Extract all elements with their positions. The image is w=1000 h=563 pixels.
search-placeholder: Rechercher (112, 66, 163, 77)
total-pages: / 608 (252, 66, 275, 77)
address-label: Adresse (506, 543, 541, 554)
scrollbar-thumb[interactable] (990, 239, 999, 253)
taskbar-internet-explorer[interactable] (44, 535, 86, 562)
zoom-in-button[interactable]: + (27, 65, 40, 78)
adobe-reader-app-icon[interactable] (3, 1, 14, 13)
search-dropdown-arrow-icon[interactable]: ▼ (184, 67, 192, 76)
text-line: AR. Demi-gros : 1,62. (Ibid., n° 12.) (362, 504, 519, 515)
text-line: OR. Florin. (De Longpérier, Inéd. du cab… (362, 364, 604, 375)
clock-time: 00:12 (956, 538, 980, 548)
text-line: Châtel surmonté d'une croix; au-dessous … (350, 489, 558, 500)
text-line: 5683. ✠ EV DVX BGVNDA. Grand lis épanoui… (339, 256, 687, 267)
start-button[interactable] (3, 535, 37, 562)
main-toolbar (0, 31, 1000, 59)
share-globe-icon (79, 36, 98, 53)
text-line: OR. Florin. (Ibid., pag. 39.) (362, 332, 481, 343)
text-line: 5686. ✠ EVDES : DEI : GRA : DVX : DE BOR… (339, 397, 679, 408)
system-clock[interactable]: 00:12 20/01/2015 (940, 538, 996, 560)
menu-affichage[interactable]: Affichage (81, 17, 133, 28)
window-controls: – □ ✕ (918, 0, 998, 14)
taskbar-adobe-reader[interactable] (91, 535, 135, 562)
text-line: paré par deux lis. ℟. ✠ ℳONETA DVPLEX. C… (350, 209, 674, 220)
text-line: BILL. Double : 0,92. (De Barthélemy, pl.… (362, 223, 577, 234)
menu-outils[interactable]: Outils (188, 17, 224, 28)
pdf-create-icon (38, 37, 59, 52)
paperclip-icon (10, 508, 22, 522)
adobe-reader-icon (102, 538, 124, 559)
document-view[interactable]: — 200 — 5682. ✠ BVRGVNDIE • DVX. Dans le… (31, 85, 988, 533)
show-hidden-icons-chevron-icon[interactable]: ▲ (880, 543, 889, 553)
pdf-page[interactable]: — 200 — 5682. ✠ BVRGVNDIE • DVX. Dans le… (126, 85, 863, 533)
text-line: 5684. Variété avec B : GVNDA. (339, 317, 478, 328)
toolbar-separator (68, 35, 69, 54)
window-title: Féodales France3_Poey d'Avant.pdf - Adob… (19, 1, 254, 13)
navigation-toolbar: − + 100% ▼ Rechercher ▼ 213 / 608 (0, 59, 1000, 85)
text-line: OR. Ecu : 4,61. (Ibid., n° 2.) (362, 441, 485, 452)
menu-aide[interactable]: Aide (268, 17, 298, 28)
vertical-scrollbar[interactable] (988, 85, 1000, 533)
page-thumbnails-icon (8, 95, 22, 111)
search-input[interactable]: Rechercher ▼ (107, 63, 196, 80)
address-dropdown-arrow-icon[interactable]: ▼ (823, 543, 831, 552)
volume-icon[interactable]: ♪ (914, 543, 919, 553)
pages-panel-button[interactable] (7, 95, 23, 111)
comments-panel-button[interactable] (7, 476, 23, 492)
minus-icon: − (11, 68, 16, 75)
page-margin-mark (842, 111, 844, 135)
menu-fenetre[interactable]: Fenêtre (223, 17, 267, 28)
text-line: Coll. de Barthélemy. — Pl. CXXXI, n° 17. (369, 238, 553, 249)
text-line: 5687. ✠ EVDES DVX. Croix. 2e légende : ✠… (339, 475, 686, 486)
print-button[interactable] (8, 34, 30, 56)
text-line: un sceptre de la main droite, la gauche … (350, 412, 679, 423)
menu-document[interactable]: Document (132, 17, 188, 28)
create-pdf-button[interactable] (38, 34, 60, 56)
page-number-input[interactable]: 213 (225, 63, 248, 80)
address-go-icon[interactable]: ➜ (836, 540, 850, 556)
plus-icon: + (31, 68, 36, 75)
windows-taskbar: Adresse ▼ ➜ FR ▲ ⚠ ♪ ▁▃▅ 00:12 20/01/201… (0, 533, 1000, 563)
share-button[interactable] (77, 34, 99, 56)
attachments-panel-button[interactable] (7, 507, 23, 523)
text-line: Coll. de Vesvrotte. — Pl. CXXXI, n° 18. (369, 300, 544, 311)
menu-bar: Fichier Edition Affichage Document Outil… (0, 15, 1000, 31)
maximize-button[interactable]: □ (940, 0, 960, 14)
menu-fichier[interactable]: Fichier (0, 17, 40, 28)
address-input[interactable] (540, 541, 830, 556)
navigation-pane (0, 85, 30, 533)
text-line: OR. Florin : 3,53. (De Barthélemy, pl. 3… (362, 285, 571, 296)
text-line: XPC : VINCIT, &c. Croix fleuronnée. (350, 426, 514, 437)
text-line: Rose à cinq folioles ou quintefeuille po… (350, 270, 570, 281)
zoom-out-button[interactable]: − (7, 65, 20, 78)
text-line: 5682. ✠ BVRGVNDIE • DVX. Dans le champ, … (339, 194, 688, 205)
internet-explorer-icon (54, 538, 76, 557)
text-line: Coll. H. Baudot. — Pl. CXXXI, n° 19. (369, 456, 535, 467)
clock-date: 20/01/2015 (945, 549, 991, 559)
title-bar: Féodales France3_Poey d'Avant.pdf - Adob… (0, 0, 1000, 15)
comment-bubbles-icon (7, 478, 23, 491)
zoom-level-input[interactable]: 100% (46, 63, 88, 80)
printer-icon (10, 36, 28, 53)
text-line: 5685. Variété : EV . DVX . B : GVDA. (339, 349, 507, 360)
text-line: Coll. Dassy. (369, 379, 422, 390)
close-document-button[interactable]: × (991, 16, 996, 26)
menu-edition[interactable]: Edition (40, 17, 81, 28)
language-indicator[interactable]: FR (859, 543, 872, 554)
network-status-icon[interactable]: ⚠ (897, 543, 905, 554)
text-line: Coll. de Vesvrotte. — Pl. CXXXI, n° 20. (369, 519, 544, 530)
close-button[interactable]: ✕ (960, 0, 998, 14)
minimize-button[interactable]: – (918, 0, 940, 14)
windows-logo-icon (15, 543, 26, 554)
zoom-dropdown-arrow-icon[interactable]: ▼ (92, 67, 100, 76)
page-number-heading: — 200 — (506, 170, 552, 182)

▸ The task
Copy out the lines above exactly, beginning with the first one and ending with the line containing "text-line: BILL. Double", including both of those lines.

▸ Task solution
Extract all elements with their positions. The image is w=1000 h=563 pixels.
search-placeholder: Rechercher (112, 66, 163, 77)
total-pages: / 608 (252, 66, 275, 77)
address-label: Adresse (506, 543, 541, 554)
scrollbar-thumb[interactable] (990, 239, 999, 253)
taskbar-internet-explorer[interactable] (44, 535, 86, 562)
zoom-in-button[interactable]: + (27, 65, 40, 78)
adobe-reader-app-icon[interactable] (3, 1, 14, 13)
search-dropdown-arrow-icon[interactable]: ▼ (184, 67, 192, 76)
text-line: AR. Demi-gros : 1,62. (Ibid., n° 12.) (362, 504, 519, 515)
text-line: OR. Florin. (De Longpérier, Inéd. du cab… (362, 364, 604, 375)
clock-time: 00:12 (956, 538, 980, 548)
text-line: Châtel surmonté d'une croix; au-dessous … (350, 489, 558, 500)
text-line: 5683. ✠ EV DVX BGVNDA. Grand lis épanoui… (339, 256, 687, 267)
start-button[interactable] (3, 535, 37, 562)
main-toolbar (0, 31, 1000, 59)
share-globe-icon (79, 36, 98, 53)
text-line: OR. Florin. (Ibid., pag. 39.) (362, 332, 481, 343)
text-line: 5686. ✠ EVDES : DEI : GRA : DVX : DE BOR… (339, 397, 679, 408)
system-clock[interactable]: 00:12 20/01/2015 (940, 538, 996, 560)
menu-affichage[interactable]: Affichage (81, 17, 133, 28)
window-controls: – □ ✕ (918, 0, 998, 14)
taskbar-adobe-reader[interactable] (91, 535, 135, 562)
text-line: paré par deux lis. ℟. ✠ ℳONETA DVPLEX. C… (350, 209, 674, 220)
text-line: BILL. Double : 0,92. (De Barthélemy, pl.… (362, 223, 577, 234)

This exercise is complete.